What needs to be done: Write the data out again, character for character, with no images.

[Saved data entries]
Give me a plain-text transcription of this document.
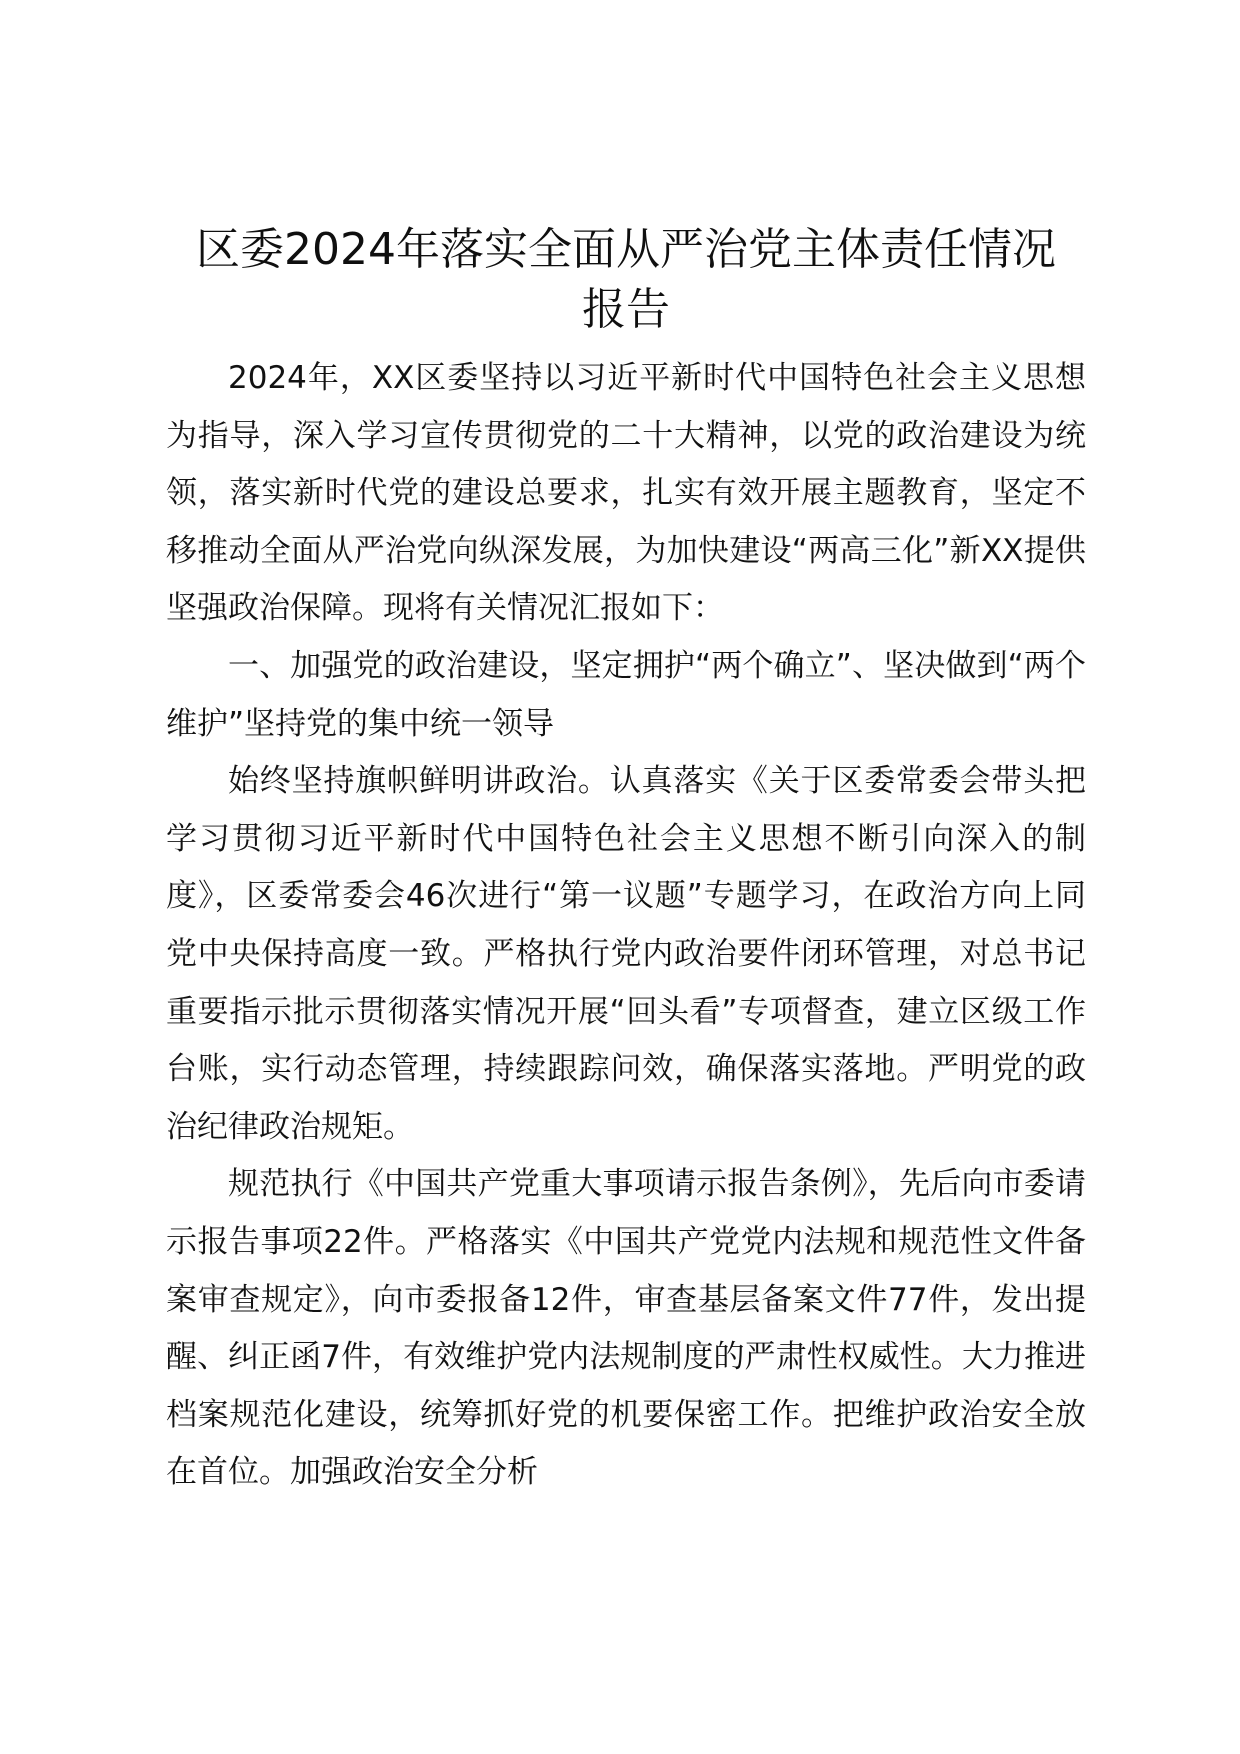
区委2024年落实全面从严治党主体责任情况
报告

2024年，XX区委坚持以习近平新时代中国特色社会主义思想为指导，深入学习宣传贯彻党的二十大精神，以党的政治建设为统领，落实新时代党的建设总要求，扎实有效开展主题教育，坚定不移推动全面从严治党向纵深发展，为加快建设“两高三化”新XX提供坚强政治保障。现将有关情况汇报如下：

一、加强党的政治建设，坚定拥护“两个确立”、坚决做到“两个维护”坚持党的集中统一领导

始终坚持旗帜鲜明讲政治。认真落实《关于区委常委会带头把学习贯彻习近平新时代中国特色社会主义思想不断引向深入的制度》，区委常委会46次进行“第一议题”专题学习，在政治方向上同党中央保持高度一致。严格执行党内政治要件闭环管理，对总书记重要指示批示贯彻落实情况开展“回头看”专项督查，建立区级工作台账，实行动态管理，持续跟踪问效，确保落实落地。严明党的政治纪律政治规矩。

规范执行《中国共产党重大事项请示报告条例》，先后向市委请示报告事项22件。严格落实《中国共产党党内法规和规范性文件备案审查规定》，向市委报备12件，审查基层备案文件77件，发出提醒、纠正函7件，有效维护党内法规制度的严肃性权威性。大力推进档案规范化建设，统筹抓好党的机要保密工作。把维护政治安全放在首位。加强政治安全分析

Exercise response:
Give me a plain-text transcription of this document.
区委2024年落实全面从严治党主体责任情况
报告

2024年，XX区委坚持以习近平新时代中国特色社会主义思想为指导，深入学习宣传贯彻党的二十大精神，以党的政治建设为统领，落实新时代党的建设总要求，扎实有效开展主题教育，坚定不移推动全面从严治党向纵深发展，为加快建设“两高三化”新XX提供坚强政治保障。现将有关情况汇报如下：

一、加强党的政治建设，坚定拥护“两个确立”、坚决做到“两个维护”坚持党的集中统一领导

始终坚持旗帜鲜明讲政治。认真落实《关于区委常委会带头把学习贯彻习近平新时代中国特色社会主义思想不断引向深入的制度》，区委常委会46次进行“第一议题”专题学习，在政治方向上同党中央保持高度一致。严格执行党内政治要件闭环管理，对总书记重要指示批示贯彻落实情况开展“回头看”专项督查，建立区级工作台账，实行动态管理，持续跟踪问效，确保落实落地。严明党的政治纪律政治规矩。

规范执行《中国共产党重大事项请示报告条例》，先后向市委请示报告事项22件。严格落实《中国共产党党内法规和规范性文件备案审查规定》，向市委报备12件，审查基层备案文件77件，发出提醒、纠正函7件，有效维护党内法规制度的严肃性权威性。大力推进档案规范化建设，统筹抓好党的机要保密工作。把维护政治安全放在首位。加强政治安全分析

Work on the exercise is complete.